**EXERCISE:** The entries need to be copied exactly.

****************

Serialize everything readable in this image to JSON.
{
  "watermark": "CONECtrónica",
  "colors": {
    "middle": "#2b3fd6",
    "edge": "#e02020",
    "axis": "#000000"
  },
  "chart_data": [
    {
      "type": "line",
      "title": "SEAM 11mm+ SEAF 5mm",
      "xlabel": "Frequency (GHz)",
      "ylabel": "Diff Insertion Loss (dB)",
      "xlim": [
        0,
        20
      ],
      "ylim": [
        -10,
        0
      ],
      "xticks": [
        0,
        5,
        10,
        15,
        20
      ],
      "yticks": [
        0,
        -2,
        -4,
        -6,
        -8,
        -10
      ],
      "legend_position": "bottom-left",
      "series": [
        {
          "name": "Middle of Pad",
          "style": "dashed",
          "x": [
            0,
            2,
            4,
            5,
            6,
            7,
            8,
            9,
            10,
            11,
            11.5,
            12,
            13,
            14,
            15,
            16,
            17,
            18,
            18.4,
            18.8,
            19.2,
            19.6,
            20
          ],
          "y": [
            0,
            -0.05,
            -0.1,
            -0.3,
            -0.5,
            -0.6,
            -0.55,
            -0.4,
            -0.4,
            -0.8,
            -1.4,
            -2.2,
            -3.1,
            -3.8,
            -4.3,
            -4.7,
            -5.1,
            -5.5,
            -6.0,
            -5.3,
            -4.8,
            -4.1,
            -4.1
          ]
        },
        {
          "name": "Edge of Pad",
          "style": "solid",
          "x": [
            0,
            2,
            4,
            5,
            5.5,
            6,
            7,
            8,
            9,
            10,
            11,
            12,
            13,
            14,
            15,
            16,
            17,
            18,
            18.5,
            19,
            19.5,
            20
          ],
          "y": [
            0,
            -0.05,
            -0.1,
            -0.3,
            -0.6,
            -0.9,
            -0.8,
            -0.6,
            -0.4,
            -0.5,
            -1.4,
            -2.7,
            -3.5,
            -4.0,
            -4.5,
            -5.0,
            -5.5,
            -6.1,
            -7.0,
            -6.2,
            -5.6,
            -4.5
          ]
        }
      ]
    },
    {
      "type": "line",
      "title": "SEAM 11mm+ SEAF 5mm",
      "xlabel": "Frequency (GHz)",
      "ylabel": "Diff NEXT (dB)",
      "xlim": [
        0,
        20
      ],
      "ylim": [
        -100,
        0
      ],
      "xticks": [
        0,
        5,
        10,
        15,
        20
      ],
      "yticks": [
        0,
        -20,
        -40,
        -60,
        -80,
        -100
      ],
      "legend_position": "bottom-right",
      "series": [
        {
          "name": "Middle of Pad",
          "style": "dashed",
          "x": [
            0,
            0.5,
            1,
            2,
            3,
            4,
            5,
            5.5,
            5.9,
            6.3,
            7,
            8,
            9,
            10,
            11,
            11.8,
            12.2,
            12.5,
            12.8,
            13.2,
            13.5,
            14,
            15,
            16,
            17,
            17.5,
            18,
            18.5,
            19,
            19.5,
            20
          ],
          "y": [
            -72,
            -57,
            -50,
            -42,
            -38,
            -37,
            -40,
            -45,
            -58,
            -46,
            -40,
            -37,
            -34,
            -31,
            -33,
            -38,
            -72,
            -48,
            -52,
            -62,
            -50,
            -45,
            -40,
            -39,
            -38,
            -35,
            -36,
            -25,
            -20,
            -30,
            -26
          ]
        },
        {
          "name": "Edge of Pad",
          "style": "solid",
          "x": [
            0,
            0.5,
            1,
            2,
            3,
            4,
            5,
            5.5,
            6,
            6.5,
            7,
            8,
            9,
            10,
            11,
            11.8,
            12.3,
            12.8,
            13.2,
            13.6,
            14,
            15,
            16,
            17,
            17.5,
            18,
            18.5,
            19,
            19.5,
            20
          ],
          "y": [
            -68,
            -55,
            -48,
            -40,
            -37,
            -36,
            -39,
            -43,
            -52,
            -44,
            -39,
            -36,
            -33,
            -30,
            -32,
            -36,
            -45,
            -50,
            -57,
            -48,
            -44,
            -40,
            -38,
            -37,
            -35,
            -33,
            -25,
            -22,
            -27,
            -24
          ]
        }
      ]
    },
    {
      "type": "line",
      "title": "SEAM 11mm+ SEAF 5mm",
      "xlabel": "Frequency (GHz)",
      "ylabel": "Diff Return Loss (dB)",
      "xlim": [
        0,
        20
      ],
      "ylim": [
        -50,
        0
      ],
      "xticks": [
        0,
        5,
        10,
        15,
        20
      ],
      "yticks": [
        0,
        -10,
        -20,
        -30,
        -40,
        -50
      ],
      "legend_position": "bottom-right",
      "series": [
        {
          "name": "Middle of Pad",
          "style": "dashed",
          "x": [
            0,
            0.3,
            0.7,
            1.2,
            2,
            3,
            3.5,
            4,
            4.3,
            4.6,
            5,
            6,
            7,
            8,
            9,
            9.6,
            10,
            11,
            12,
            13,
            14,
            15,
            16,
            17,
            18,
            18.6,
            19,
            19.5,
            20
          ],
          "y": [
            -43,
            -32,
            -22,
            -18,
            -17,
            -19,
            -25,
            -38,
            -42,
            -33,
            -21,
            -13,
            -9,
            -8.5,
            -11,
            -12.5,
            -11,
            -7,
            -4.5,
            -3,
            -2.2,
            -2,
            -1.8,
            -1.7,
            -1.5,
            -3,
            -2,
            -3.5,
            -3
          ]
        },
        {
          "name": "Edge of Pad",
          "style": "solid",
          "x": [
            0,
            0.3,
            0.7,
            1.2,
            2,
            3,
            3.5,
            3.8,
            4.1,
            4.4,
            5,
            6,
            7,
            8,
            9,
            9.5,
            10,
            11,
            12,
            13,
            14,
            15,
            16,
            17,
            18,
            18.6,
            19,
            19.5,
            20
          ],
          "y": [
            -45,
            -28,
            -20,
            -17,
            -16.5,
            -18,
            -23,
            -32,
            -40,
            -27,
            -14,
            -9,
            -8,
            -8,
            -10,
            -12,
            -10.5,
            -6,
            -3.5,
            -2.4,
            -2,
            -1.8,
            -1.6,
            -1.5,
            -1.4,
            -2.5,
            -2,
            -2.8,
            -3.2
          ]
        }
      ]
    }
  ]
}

****************

**SOLUTION BELOW:**
Serialize everything readable in this image to JSON.
{
  "watermark": "CONECtrónica",
  "colors": {
    "middle": "#2b3fd6",
    "edge": "#e02020",
    "axis": "#000000"
  },
  "chart_data": [
    {
      "type": "line",
      "title": "SEAM 11mm+ SEAF 5mm",
      "xlabel": "Frequency (GHz)",
      "ylabel": "Diff Insertion Loss (dB)",
      "xlim": [
        0,
        20
      ],
      "ylim": [
        -10,
        0
      ],
      "xticks": [
        0,
        5,
        10,
        15,
        20
      ],
      "yticks": [
        0,
        -2,
        -4,
        -6,
        -8,
        -10
      ],
      "legend_position": "bottom-left",
      "series": [
        {
          "name": "Middle of Pad",
          "style": "dashed",
          "x": [
            0,
            2,
            4,
            5,
            6,
            7,
            8,
            9,
            10,
            11,
            11.5,
            12,
            13,
            14,
            15,
            16,
            17,
            18,
            18.4,
            18.8,
            19.2,
            19.6,
            20
          ],
          "y": [
            0,
            -0.05,
            -0.1,
            -0.3,
            -0.5,
            -0.6,
            -0.55,
            -0.4,
            -0.4,
            -0.8,
            -1.4,
            -2.2,
            -3.1,
            -3.8,
            -4.3,
            -4.7,
            -5.1,
            -5.5,
            -6.0,
            -5.3,
            -4.8,
            -4.1,
            -4.1
          ]
        },
        {
          "name": "Edge of Pad",
          "style": "solid",
          "x": [
            0,
            2,
            4,
            5,
            5.5,
            6,
            7,
            8,
            9,
            10,
            11,
            12,
            13,
            14,
            15,
            16,
            17,
            18,
            18.5,
            19,
            19.5,
            20
          ],
          "y": [
            0,
            -0.05,
            -0.1,
            -0.3,
            -0.6,
            -0.9,
            -0.8,
            -0.6,
            -0.4,
            -0.5,
            -1.4,
            -2.7,
            -3.5,
            -4.0,
            -4.5,
            -5.0,
            -5.5,
            -6.1,
            -7.0,
            -6.2,
            -5.6,
            -4.5
          ]
        }
      ]
    },
    {
      "type": "line",
      "title": "SEAM 11mm+ SEAF 5mm",
      "xlabel": "Frequency (GHz)",
      "ylabel": "Diff NEXT (dB)",
      "xlim": [
        0,
        20
      ],
      "ylim": [
        -100,
        0
      ],
      "xticks": [
        0,
        5,
        10,
        15,
        20
      ],
      "yticks": [
        0,
        -20,
        -40,
        -60,
        -80,
        -100
      ],
      "legend_position": "bottom-right",
      "series": [
        {
          "name": "Middle of Pad",
          "style": "dashed",
          "x": [
            0,
            0.5,
            1,
            2,
            3,
            4,
            5,
            5.5,
            5.9,
            6.3,
            7,
            8,
            9,
            10,
            11,
            11.8,
            12.2,
            12.5,
            12.8,
            13.2,
            13.5,
            14,
            15,
            16,
            17,
            17.5,
            18,
            18.5,
            19,
            19.5,
            20
          ],
          "y": [
            -72,
            -57,
            -50,
            -42,
            -38,
            -37,
            -40,
            -45,
            -58,
            -46,
            -40,
            -37,
            -34,
            -31,
            -33,
            -38,
            -72,
            -48,
            -52,
            -62,
            -50,
            -45,
            -40,
            -39,
            -38,
            -35,
            -36,
            -25,
            -20,
            -30,
            -26
          ]
        },
        {
          "name": "Edge of Pad",
          "style": "solid",
          "x": [
            0,
            0.5,
            1,
            2,
            3,
            4,
            5,
            5.5,
            6,
            6.5,
            7,
            8,
            9,
            10,
            11,
            11.8,
            12.3,
            12.8,
            13.2,
            13.6,
            14,
            15,
            16,
            17,
            17.5,
            18,
            18.5,
            19,
            19.5,
            20
          ],
          "y": [
            -68,
            -55,
            -48,
            -40,
            -37,
            -36,
            -39,
            -43,
            -52,
            -44,
            -39,
            -36,
            -33,
            -30,
            -32,
            -36,
            -45,
            -50,
            -57,
            -48,
            -44,
            -40,
            -38,
            -37,
            -35,
            -33,
            -25,
            -22,
            -27,
            -24
          ]
        }
      ]
    },
    {
      "type": "line",
      "title": "SEAM 11mm+ SEAF 5mm",
      "xlabel": "Frequency (GHz)",
      "ylabel": "Diff Return Loss (dB)",
      "xlim": [
        0,
        20
      ],
      "ylim": [
        -50,
        0
      ],
      "xticks": [
        0,
        5,
        10,
        15,
        20
      ],
      "yticks": [
        0,
        -10,
        -20,
        -30,
        -40,
        -50
      ],
      "legend_position": "bottom-right",
      "series": [
        {
          "name": "Middle of Pad",
          "style": "dashed",
          "x": [
            0,
            0.3,
            0.7,
            1.2,
            2,
            3,
            3.5,
            4,
            4.3,
            4.6,
            5,
            6,
            7,
            8,
            9,
            9.6,
            10,
            11,
            12,
            13,
            14,
            15,
            16,
            17,
            18,
            18.6,
            19,
            19.5,
            20
          ],
          "y": [
            -43,
            -32,
            -22,
            -18,
            -17,
            -19,
            -25,
            -38,
            -42,
            -33,
            -21,
            -13,
            -9,
            -8.5,
            -11,
            -12.5,
            -11,
            -7,
            -4.5,
            -3,
            -2.2,
            -2,
            -1.8,
            -1.7,
            -1.5,
            -3,
            -2,
            -3.5,
            -3
          ]
        },
        {
          "name": "Edge of Pad",
          "style": "solid",
          "x": [
            0,
            0.3,
            0.7,
            1.2,
            2,
            3,
            3.5,
            3.8,
            4.1,
            4.4,
            5,
            6,
            7,
            8,
            9,
            9.5,
            10,
            11,
            12,
            13,
            14,
            15,
            16,
            17,
            18,
            18.6,
            19,
            19.5,
            20
          ],
          "y": [
            -45,
            -28,
            -20,
            -17,
            -16.5,
            -18,
            -23,
            -32,
            -40,
            -27,
            -14,
            -9,
            -8,
            -8,
            -10,
            -12,
            -10.5,
            -6,
            -3.5,
            -2.4,
            -2,
            -1.8,
            -1.6,
            -1.5,
            -1.4,
            -2.5,
            -2,
            -2.8,
            -3.2
          ]
        }
      ]
    }
  ]
}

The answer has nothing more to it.